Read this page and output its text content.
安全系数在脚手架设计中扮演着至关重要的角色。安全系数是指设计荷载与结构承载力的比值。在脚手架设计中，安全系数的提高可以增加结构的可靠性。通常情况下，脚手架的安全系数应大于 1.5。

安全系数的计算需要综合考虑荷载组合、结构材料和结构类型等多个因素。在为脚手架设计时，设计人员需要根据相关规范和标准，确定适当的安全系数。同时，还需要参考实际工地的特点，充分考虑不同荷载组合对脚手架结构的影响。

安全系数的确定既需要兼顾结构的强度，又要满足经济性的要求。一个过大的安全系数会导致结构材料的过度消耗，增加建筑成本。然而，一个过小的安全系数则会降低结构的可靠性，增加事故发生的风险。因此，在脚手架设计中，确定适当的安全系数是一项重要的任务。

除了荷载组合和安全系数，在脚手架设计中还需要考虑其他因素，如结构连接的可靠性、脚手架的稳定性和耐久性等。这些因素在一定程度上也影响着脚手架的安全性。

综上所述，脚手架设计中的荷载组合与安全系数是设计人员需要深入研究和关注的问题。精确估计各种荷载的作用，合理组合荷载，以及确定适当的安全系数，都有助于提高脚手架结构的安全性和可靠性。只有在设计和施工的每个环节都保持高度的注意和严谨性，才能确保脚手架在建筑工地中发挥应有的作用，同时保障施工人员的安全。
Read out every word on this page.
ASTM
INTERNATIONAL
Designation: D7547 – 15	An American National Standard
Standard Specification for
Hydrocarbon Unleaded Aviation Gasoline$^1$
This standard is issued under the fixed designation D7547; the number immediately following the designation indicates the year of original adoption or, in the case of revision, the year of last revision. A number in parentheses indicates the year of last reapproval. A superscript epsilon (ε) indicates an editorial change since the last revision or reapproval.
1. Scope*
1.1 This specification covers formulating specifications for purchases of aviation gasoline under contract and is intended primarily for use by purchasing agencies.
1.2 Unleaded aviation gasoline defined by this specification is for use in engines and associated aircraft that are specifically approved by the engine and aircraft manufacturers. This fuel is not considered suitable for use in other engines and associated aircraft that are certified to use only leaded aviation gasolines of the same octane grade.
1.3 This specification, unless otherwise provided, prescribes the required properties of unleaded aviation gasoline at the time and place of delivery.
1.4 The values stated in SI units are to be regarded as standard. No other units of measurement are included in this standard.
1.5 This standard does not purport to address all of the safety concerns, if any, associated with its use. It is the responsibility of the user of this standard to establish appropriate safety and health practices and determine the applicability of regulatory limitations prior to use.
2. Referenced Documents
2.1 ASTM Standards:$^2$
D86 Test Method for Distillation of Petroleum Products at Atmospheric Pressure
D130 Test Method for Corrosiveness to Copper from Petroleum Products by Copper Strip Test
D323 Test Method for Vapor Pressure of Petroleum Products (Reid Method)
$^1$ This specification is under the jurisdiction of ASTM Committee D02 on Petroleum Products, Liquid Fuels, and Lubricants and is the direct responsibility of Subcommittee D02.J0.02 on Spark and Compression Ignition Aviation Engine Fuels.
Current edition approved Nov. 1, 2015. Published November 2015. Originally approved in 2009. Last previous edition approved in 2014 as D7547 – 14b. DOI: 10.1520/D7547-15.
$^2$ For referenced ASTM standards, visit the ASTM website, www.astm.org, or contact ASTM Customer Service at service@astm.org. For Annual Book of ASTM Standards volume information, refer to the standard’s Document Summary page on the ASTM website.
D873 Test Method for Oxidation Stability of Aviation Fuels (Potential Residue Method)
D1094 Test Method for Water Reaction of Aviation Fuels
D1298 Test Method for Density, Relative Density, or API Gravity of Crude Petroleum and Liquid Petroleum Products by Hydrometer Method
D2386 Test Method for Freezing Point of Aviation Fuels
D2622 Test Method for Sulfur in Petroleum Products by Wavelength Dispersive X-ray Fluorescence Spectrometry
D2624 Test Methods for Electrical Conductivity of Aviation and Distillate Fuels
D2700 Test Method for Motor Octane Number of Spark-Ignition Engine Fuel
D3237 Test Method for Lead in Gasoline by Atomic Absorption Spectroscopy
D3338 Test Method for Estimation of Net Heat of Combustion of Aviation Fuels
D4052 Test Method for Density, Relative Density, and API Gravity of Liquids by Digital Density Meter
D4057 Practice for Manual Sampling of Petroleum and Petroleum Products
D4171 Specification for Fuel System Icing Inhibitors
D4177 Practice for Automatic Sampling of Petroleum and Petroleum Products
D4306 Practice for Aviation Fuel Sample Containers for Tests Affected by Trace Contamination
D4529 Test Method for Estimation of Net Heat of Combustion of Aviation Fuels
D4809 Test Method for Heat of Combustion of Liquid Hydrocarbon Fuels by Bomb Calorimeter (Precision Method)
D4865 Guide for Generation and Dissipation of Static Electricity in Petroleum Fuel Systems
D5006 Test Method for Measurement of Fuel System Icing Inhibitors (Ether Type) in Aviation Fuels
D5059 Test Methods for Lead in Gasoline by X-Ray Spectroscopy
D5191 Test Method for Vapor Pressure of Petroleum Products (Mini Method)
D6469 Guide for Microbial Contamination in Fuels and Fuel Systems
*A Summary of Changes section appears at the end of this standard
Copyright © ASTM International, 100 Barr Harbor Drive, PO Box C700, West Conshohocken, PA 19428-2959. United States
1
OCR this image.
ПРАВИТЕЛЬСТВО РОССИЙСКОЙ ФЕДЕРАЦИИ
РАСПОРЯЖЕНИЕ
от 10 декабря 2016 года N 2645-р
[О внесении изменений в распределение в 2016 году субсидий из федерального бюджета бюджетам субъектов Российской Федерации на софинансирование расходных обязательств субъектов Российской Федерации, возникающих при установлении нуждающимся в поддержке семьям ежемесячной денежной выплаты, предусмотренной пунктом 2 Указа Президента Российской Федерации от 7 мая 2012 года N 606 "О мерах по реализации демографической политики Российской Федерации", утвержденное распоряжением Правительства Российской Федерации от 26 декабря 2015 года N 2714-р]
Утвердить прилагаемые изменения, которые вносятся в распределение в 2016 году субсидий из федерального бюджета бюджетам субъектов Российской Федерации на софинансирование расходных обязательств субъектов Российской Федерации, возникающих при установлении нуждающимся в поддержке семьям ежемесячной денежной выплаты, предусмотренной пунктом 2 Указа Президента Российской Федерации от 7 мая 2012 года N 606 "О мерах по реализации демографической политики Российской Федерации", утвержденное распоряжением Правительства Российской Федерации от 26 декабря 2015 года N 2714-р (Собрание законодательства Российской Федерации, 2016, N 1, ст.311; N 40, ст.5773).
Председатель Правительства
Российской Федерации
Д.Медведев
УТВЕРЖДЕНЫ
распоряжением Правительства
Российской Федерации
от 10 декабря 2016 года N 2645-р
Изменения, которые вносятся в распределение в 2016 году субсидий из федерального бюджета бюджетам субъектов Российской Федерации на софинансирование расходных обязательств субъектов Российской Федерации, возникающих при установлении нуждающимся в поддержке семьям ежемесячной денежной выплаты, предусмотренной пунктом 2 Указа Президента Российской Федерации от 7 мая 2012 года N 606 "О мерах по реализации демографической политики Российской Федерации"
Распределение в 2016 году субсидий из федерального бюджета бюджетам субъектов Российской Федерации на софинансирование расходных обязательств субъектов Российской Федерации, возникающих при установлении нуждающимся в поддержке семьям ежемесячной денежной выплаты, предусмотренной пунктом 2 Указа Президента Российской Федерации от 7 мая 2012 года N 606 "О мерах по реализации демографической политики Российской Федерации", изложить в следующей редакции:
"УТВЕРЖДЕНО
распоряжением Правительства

______

▶ **OBJECTIVE**:
Output the whole listing above again, word for word.

▶ **FULL RESPONSE**:
Read this page and output its text content.
安全系数在脚手架设计中扮演着至关重要的角色。安全系数是指设计荷载与结构承载力的比值。在脚手架设计中，安全系数的提高可以增加结构的可靠性。通常情况下，脚手架的安全系数应大于 1.5。

安全系数的计算需要综合考虑荷载组合、结构材料和结构类型等多个因素。在为脚手架设计时，设计人员需要根据相关规范和标准，确定适当的安全系数。同时，还需要参考实际工地的特点，充分考虑不同荷载组合对脚手架结构的影响。

安全系数的确定既需要兼顾结构的强度，又要满足经济性的要求。一个过大的安全系数会导致结构材料的过度消耗，增加建筑成本。然而，一个过小的安全系数则会降低结构的可靠性，增加事故发生的风险。因此，在脚手架设计中，确定适当的安全系数是一项重要的任务。

除了荷载组合和安全系数，在脚手架设计中还需要考虑其他因素，如结构连接的可靠性、脚手架的稳定性和耐久性等。这些因素在一定程度上也影响着脚手架的安全性。

综上所述，脚手架设计中的荷载组合与安全系数是设计人员需要深入研究和关注的问题。精确估计各种荷载的作用，合理组合荷载，以及确定适当的安全系数，都有助于提高脚手架结构的安全性和可靠性。只有在设计和施工的每个环节都保持高度的注意和严谨性，才能确保脚手架在建筑工地中发挥应有的作用，同时保障施工人员的安全。
Read out every word on this page.
ASTM
INTERNATIONAL
Designation: D7547 – 15	An American National Standard
Standard Specification for
Hydrocarbon Unleaded Aviation Gasoline$^1$
This standard is issued under the fixed designation D7547; the number immediately following the designation indicates the year of original adoption or, in the case of revision, the year of last revision. A number in parentheses indicates the year of last reapproval. A superscript epsilon (ε) indicates an editorial change since the last revision or reapproval.
1. Scope*
1.1 This specification covers formulating specifications for purchases of aviation gasoline under contract and is intended primarily for use by purchasing agencies.
1.2 Unleaded aviation gasoline defined by this specification is for use in engines and associated aircraft that are specifically approved by the engine and aircraft manufacturers. This fuel is not considered suitable for use in other engines and associated aircraft that are certified to use only leaded aviation gasolines of the same octane grade.
1.3 This specification, unless otherwise provided, prescribes the required properties of unleaded aviation gasoline at the time and place of delivery.
1.4 The values stated in SI units are to be regarded as standard. No other units of measurement are included in this standard.
1.5 This standard does not purport to address all of the safety concerns, if any, associated with its use. It is the responsibility of the user of this standard to establish appropriate safety and health practices and determine the applicability of regulatory limitations prior to use.
2. Referenced Documents
2.1 ASTM Standards:$^2$
D86 Test Method for Distillation of Petroleum Products at Atmospheric Pressure
D130 Test Method for Corrosiveness to Copper from Petroleum Products by Copper Strip Test
D323 Test Method for Vapor Pressure of Petroleum Products (Reid Method)
$^1$ This specification is under the jurisdiction of ASTM Committee D02 on Petroleum Products, Liquid Fuels, and Lubricants and is the direct responsibility of Subcommittee D02.J0.02 on Spark and Compression Ignition Aviation Engine Fuels.
Current edition approved Nov. 1, 2015. Published November 2015. Originally approved in 2009. Last previous edition approved in 2014 as D7547 – 14b. DOI: 10.1520/D7547-15.
$^2$ For referenced ASTM standards, visit the ASTM website, www.astm.org, or contact ASTM Customer Service at service@astm.org. For Annual Book of ASTM Standards volume information, refer to the standard’s Document Summary page on the ASTM website.
D873 Test Method for Oxidation Stability of Aviation Fuels (Potential Residue Method)
D1094 Test Method for Water Reaction of Aviation Fuels
D1298 Test Method for Density, Relative Density, or API Gravity of Crude Petroleum and Liquid Petroleum Products by Hydrometer Method
D2386 Test Method for Freezing Point of Aviation Fuels
D2622 Test Method for Sulfur in Petroleum Products by Wavelength Dispersive X-ray Fluorescence Spectrometry
D2624 Test Methods for Electrical Conductivity of Aviation and Distillate Fuels
D2700 Test Method for Motor Octane Number of Spark-Ignition Engine Fuel
D3237 Test Method for Lead in Gasoline by Atomic Absorption Spectroscopy
D3338 Test Method for Estimation of Net Heat of Combustion of Aviation Fuels
D4052 Test Method for Density, Relative Density, and API Gravity of Liquids by Digital Density Meter
D4057 Practice for Manual Sampling of Petroleum and Petroleum Products
D4171 Specification for Fuel System Icing Inhibitors
D4177 Practice for Automatic Sampling of Petroleum and Petroleum Products
D4306 Practice for Aviation Fuel Sample Containers for Tests Affected by Trace Contamination
D4529 Test Method for Estimation of Net Heat of Combustion of Aviation Fuels
D4809 Test Method for Heat of Combustion of Liquid Hydrocarbon Fuels by Bomb Calorimeter (Precision Method)
D4865 Guide for Generation and Dissipation of Static Electricity in Petroleum Fuel Systems
D5006 Test Method for Measurement of Fuel System Icing Inhibitors (Ether Type) in Aviation Fuels
D5059 Test Methods for Lead in Gasoline by X-Ray Spectroscopy
D5191 Test Method for Vapor Pressure of Petroleum Products (Mini Method)
D6469 Guide for Microbial Contamination in Fuels and Fuel Systems
*A Summary of Changes section appears at the end of this standard
Copyright © ASTM International, 100 Barr Harbor Drive, PO Box C700, West Conshohocken, PA 19428-2959. United States
1
OCR this image.
ПРАВИТЕЛЬСТВО РОССИЙСКОЙ ФЕДЕРАЦИИ
РАСПОРЯЖЕНИЕ
от 10 декабря 2016 года N 2645-р
[О внесении изменений в распределение в 2016 году субсидий из федерального бюджета бюджетам субъектов Российской Федерации на софинансирование расходных обязательств субъектов Российской Федерации, возникающих при установлении нуждающимся в поддержке семьям ежемесячной денежной выплаты, предусмотренной пунктом 2 Указа Президента Российской Федерации от 7 мая 2012 года N 606 "О мерах по реализации демографической политики Российской Федерации", утвержденное распоряжением Правительства Российской Федерации от 26 декабря 2015 года N 2714-р]
Утвердить прилагаемые изменения, которые вносятся в распределение в 2016 году субсидий из федерального бюджета бюджетам субъектов Российской Федерации на софинансирование расходных обязательств субъектов Российской Федерации, возникающих при установлении нуждающимся в поддержке семьям ежемесячной денежной выплаты, предусмотренной пунктом 2 Указа Президента Российской Федерации от 7 мая 2012 года N 606 "О мерах по реализации демографической политики Российской Федерации", утвержденное распоряжением Правительства Российской Федерации от 26 декабря 2015 года N 2714-р (Собрание законодательства Российской Федерации, 2016, N 1, ст.311; N 40, ст.5773).
Председатель Правительства
Российской Федерации
Д.Медведев
УТВЕРЖДЕНЫ
распоряжением Правительства
Российской Федерации
от 10 декабря 2016 года N 2645-р
Изменения, которые вносятся в распределение в 2016 году субсидий из федерального бюджета бюджетам субъектов Российской Федерации на софинансирование расходных обязательств субъектов Российской Федерации, возникающих при установлении нуждающимся в поддержке семьям ежемесячной денежной выплаты, предусмотренной пунктом 2 Указа Президента Российской Федерации от 7 мая 2012 года N 606 "О мерах по реализации демографической политики Российской Федерации"
Распределение в 2016 году субсидий из федерального бюджета бюджетам субъектов Российской Федерации на софинансирование расходных обязательств субъектов Российской Федерации, возникающих при установлении нуждающимся в поддержке семьям ежемесячной денежной выплаты, предусмотренной пунктом 2 Указа Президента Российской Федерации от 7 мая 2012 года N 606 "О мерах по реализации демографической политики Российской Федерации", изложить в следующей редакции:
"УТВЕРЖДЕНО
распоряжением Правительства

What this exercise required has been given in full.